- DIRECTIVES
(1) According to the Bloomfield College passage, what place did U.S. News & World Report give the college for social mobility in its 2022 rankings?
(2) Write the next part of the Bloomfield College passage, picking up after its final sentence.

The school's enrollment peaked in 2011. In October 2021, the school announced that it could close in 2022-2023 if it did not find financial help.

In March 2022, Montclair State University announced that it would financially support the college until a merger was agreed upon. The merger was officially announced on October 28, 2022 that the college would become Bloomfield College of Montclair State University.

Academics
The college offers primarily undergraduate studies, but it has added master's programs in Accounting, Fine Arts, and Education. The college is accredited by Middle States Association of Colleges and Schools. Bloomfield College has a student to faculty ratio of 15:1.

Bloomfield College has approximately 1,598 students and about 65% of the students are commuters. Its gender composition is 63 percent female and 37 percent male. Its racial and ethnic composition is 48 percent black, 33 percent Hispanic, 9 percent white, and 2 percent Asian. Seventy-eight percent of the students were eligible for low-income Pell Grants. The academic staff consists of 60 full-time instructors and 120 part-time.

Bloomfield College has a graduation rate of 33 percent. Median salary after attending ranged from $18,548 (BA, Visual and Performing Arts) to $77,966 (BS, Nursing). Median student debt ranged from $26,000 to $33,912. Two years after student loan repayment began, 11 percent were making progress.

In its 2022 college rankings, U.S. News & World Report ranked Bloomfield College tied for 27th place for social mobility.

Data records
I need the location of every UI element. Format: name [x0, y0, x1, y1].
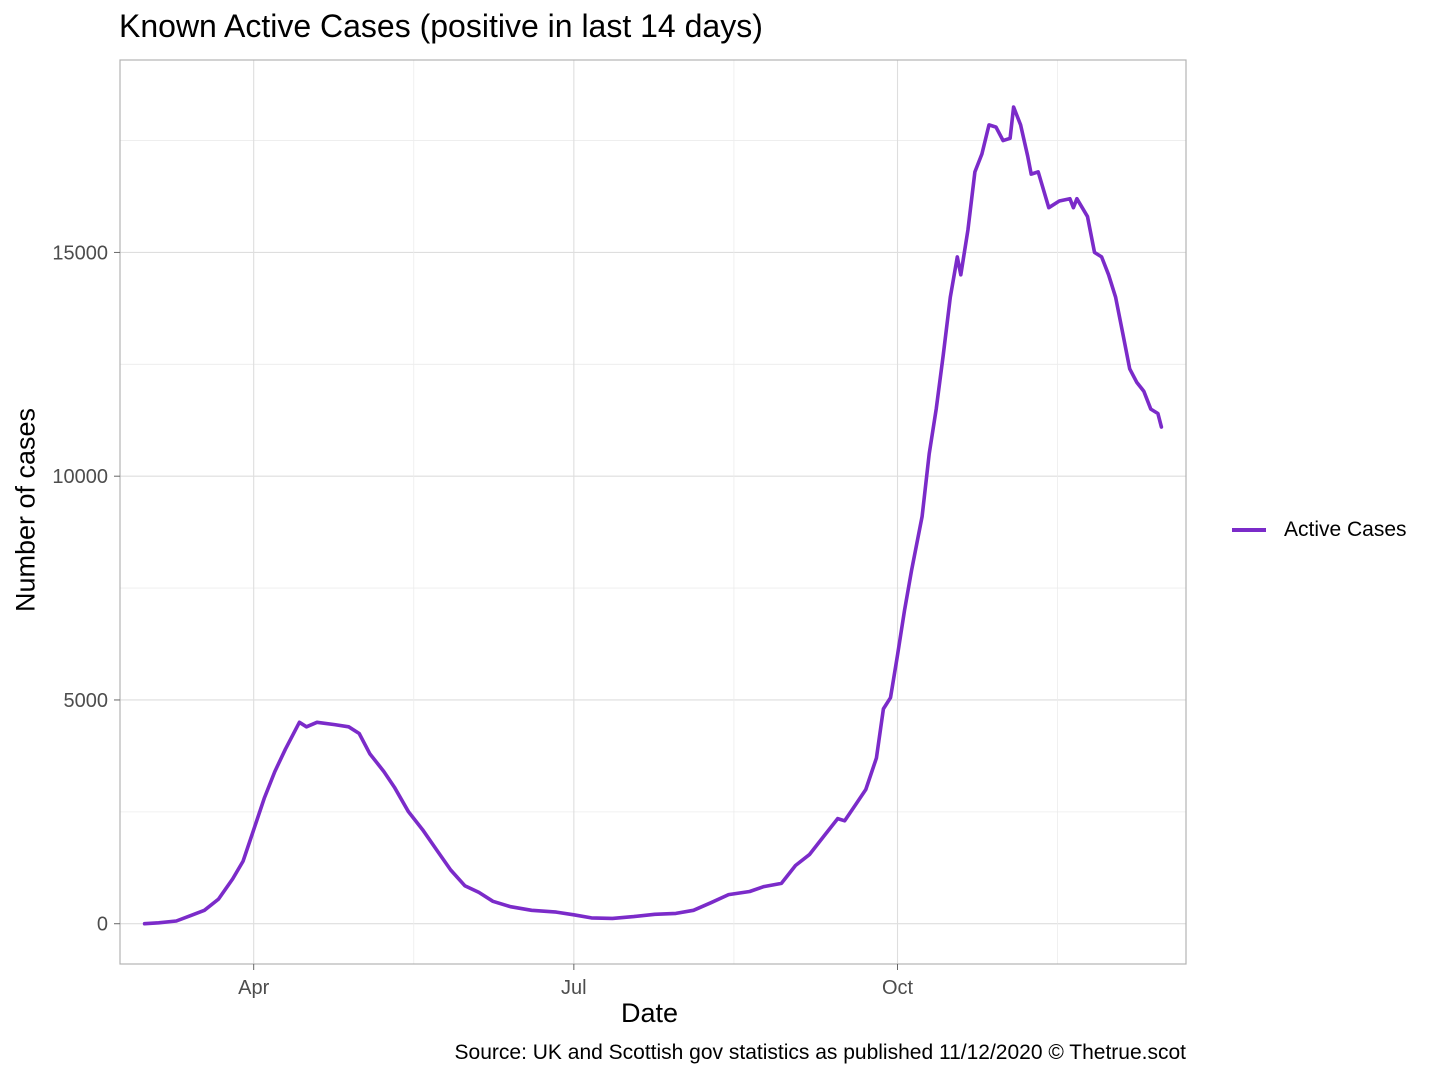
- series-line-active-cases: [142, 105, 1164, 926]
- x-tick-label: Apr: [238, 977, 269, 999]
- source-caption: Source: UK and Scottish gov statistics a…: [454, 1041, 1186, 1064]
- grid-lines: [120, 60, 1186, 964]
- legend: Active Cases: [1232, 518, 1407, 542]
- y-tick-label: 15000: [52, 242, 108, 264]
- legend-label-active-cases: Active Cases: [1284, 518, 1407, 541]
- plot-panel-border: [119, 59, 1187, 965]
- x-axis-label: Date: [621, 998, 679, 1028]
- y-tick-label: 0: [97, 914, 108, 936]
- y-tick-label: 10000: [52, 466, 108, 488]
- axis-ticks: Apr Jul Oct 0 5000 10000 15000: [52, 242, 913, 999]
- legend-key-active-cases: [1232, 528, 1266, 532]
- x-tick-label: Jul: [561, 977, 587, 999]
- y-axis-label: Number of cases: [10, 407, 41, 613]
- y-tick-label: 5000: [64, 690, 109, 712]
- series-lines: [142, 105, 1164, 926]
- chart-title: Known Active Cases (positive in last 14 …: [119, 8, 763, 44]
- x-tick-label: Oct: [882, 977, 914, 999]
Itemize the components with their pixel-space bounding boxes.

- ANSWERS FOR THIS EXERCISE
(1) Tied for 27th place.

(2)
Athletics
Bloomfield College teams participate as a member of the National Collegiate Athletic Association's Division II. The Bears are a member of the Central Atlantic Collegiate Conference (CACC). Men's sports include baseball, basketball, cross country, soccer, tennis, and track and field; while women's sports include basketball, bowling, cross country, soccer, softball, track and field, and volleyball.

Westminster Arts Center
Bloomfield College is home to the Westminster Arts Center.

Notable alumni

 C. Louis Bassano (born 1942), politician who served in both the New Jersey General Assembly and the New Jersey Senate.
 Ralph R. Caputo (born 1940), politician who represents the 28th Legislative District in the New Jersey General Assembly.
 Rupert Crosse (1927-1973), Academy Award-nominated actor.
 Sandra Bolden Cunningham (born 1950), politician who represents the 31st Legislative District in the New Jersey Senate.
 Gage Daye (born 1989), former NBA G League basketball player.
 Nacho Díez (born 1996), basketball player for Real Madrid Baloncesto.
 Ted Koffman (born 1944; B.A. 1968), politician who served in the Maine House of Representatives from 2000 to 2008.
 David Stergakos (born 1956), retired Greek basketball player who played professionally for Panathinaikos B.C.

References

External links 

 
Official athletics website

 
Bloomfield, New Jersey
Educational institutions established in 1868
Universities and colleges in Essex County, New Jersey
1868 establishments in New Jersey
Universities and colleges affiliated with the Presbyterian Church (USA)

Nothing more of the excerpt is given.